──────── Data in this exercise ────────
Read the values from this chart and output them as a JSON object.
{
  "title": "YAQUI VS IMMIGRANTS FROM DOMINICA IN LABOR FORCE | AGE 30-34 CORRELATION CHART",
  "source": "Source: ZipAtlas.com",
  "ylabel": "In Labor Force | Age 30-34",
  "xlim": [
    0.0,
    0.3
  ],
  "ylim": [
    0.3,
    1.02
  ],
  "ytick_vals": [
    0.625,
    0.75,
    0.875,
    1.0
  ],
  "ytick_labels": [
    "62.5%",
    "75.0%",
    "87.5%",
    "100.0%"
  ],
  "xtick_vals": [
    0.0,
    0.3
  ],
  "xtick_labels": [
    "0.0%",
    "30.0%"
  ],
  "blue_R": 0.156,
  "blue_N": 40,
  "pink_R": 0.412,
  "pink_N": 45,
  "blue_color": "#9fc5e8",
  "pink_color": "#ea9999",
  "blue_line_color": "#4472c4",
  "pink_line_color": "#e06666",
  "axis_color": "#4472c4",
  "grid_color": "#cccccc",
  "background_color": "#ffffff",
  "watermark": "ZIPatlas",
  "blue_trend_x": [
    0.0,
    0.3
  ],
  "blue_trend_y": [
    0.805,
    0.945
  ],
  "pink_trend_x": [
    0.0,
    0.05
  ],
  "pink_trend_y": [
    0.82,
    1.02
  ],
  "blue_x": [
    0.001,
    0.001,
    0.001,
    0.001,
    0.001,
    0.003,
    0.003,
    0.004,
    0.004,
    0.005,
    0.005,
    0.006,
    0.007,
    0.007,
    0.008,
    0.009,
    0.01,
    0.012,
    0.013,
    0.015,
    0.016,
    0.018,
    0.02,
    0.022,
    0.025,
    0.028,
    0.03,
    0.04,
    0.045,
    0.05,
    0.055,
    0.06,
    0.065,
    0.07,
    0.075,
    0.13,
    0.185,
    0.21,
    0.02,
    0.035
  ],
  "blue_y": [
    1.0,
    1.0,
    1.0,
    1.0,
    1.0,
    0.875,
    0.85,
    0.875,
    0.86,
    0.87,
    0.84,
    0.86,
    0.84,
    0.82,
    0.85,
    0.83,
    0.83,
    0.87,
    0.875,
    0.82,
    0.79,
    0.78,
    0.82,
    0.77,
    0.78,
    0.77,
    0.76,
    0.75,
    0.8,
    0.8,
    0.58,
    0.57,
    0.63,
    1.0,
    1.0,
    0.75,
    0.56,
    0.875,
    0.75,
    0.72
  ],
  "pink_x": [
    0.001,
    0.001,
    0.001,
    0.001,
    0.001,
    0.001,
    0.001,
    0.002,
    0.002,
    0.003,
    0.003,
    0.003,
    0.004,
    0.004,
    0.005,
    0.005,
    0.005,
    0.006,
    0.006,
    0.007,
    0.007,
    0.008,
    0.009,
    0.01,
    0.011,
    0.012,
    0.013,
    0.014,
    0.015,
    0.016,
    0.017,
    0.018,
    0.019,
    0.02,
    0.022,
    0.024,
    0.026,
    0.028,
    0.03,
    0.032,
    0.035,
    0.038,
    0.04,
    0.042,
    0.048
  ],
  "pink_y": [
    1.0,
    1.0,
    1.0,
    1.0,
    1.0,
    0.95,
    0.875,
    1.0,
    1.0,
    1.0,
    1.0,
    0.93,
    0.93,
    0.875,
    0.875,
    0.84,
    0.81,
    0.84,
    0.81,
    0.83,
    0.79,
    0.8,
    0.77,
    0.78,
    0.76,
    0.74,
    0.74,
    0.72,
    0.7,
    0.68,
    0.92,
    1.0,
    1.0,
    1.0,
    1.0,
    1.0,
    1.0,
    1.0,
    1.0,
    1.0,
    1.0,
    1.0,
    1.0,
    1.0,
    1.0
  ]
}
────────
What the exercise asks:
Transcribe the whole listing with nothing added or left out.

Answer to this task:
Read the values from this chart and output them as a JSON object.
{
  "title": "YAQUI VS IMMIGRANTS FROM DOMINICA IN LABOR FORCE | AGE 30-34 CORRELATION CHART",
  "source": "Source: ZipAtlas.com",
  "ylabel": "In Labor Force | Age 30-34",
  "xlim": [
    0.0,
    0.3
  ],
  "ylim": [
    0.3,
    1.02
  ],
  "ytick_vals": [
    0.625,
    0.75,
    0.875,
    1.0
  ],
  "ytick_labels": [
    "62.5%",
    "75.0%",
    "87.5%",
    "100.0%"
  ],
  "xtick_vals": [
    0.0,
    0.3
  ],
  "xtick_labels": [
    "0.0%",
    "30.0%"
  ],
  "blue_R": 0.156,
  "blue_N": 40,
  "pink_R": 0.412,
  "pink_N": 45,
  "blue_color": "#9fc5e8",
  "pink_color": "#ea9999",
  "blue_line_color": "#4472c4",
  "pink_line_color": "#e06666",
  "axis_color": "#4472c4",
  "grid_color": "#cccccc",
  "background_color": "#ffffff",
  "watermark": "ZIPatlas",
  "blue_trend_x": [
    0.0,
    0.3
  ],
  "blue_trend_y": [
    0.805,
    0.945
  ],
  "pink_trend_x": [
    0.0,
    0.05
  ],
  "pink_trend_y": [
    0.82,
    1.02
  ],
  "blue_x": [
    0.001,
    0.001,
    0.001,
    0.001,
    0.001,
    0.003,
    0.003,
    0.004,
    0.004,
    0.005,
    0.005,
    0.006,
    0.007,
    0.007,
    0.008,
    0.009,
    0.01,
    0.012,
    0.013,
    0.015,
    0.016,
    0.018,
    0.02,
    0.022,
    0.025,
    0.028,
    0.03,
    0.04,
    0.045,
    0.05,
    0.055,
    0.06,
    0.065,
    0.07,
    0.075,
    0.13,
    0.185,
    0.21,
    0.02,
    0.035
  ],
  "blue_y": [
    1.0,
    1.0,
    1.0,
    1.0,
    1.0,
    0.875,
    0.85,
    0.875,
    0.86,
    0.87,
    0.84,
    0.86,
    0.84,
    0.82,
    0.85,
    0.83,
    0.83,
    0.87,
    0.875,
    0.82,
    0.79,
    0.78,
    0.82,
    0.77,
    0.78,
    0.77,
    0.76,
    0.75,
    0.8,
    0.8,
    0.58,
    0.57,
    0.63,
    1.0,
    1.0,
    0.75,
    0.56,
    0.875,
    0.75,
    0.72
  ],
  "pink_x": [
    0.001,
    0.001,
    0.001,
    0.001,
    0.001,
    0.001,
    0.001,
    0.002,
    0.002,
    0.003,
    0.003,
    0.003,
    0.004,
    0.004,
    0.005,
    0.005,
    0.005,
    0.006,
    0.006,
    0.007,
    0.007,
    0.008,
    0.009,
    0.01,
    0.011,
    0.012,
    0.013,
    0.014,
    0.015,
    0.016,
    0.017,
    0.018,
    0.019,
    0.02,
    0.022,
    0.024,
    0.026,
    0.028,
    0.03,
    0.032,
    0.035,
    0.038,
    0.04,
    0.042,
    0.048
  ],
  "pink_y": [
    1.0,
    1.0,
    1.0,
    1.0,
    1.0,
    0.95,
    0.875,
    1.0,
    1.0,
    1.0,
    1.0,
    0.93,
    0.93,
    0.875,
    0.875,
    0.84,
    0.81,
    0.84,
    0.81,
    0.83,
    0.79,
    0.8,
    0.77,
    0.78,
    0.76,
    0.74,
    0.74,
    0.72,
    0.7,
    0.68,
    0.92,
    1.0,
    1.0,
    1.0,
    1.0,
    1.0,
    1.0,
    1.0,
    1.0,
    1.0,
    1.0,
    1.0,
    1.0,
    1.0,
    1.0
  ]
}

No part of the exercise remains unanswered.